WRITTEN TASK: Only a number is wanted: how many lines in the listing contain the word "text"?

INPUT DATA:
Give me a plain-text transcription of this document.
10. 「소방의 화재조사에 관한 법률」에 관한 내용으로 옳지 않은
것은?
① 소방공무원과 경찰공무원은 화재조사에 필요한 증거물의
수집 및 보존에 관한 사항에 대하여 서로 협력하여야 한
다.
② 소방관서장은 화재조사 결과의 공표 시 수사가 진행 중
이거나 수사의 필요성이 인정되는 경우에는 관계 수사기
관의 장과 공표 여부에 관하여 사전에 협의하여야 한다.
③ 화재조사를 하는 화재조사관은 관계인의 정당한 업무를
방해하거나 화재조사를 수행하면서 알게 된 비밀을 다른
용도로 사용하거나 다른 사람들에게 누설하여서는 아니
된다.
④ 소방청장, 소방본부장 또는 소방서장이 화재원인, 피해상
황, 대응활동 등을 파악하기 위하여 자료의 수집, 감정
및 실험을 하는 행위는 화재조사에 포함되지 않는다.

==

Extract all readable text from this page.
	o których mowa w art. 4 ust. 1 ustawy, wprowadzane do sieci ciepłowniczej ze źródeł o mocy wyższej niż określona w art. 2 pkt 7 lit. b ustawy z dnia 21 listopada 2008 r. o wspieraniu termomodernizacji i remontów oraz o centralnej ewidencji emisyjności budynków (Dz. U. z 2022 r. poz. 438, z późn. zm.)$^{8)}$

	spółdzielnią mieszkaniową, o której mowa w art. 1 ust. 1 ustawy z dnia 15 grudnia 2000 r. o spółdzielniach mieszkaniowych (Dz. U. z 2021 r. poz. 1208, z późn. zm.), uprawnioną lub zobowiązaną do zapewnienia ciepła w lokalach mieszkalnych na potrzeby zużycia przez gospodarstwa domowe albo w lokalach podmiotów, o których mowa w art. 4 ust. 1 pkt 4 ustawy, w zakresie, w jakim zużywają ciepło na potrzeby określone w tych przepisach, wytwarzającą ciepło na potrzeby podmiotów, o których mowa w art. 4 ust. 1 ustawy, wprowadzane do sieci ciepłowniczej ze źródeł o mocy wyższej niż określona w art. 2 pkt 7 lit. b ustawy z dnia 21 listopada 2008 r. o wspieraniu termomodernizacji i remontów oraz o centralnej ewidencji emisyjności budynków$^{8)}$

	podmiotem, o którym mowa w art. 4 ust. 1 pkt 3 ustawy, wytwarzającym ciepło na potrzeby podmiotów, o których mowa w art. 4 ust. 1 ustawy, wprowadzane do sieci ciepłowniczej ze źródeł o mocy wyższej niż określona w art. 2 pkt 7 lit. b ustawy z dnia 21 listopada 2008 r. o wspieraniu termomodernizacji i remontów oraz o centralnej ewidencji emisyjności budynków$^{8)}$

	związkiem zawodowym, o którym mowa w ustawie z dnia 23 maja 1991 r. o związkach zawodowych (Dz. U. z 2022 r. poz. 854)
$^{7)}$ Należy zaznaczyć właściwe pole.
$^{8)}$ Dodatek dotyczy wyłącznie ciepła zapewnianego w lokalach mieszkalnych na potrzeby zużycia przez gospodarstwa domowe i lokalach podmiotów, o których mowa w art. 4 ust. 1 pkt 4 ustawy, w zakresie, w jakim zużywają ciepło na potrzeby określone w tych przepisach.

TASK RESULT: 2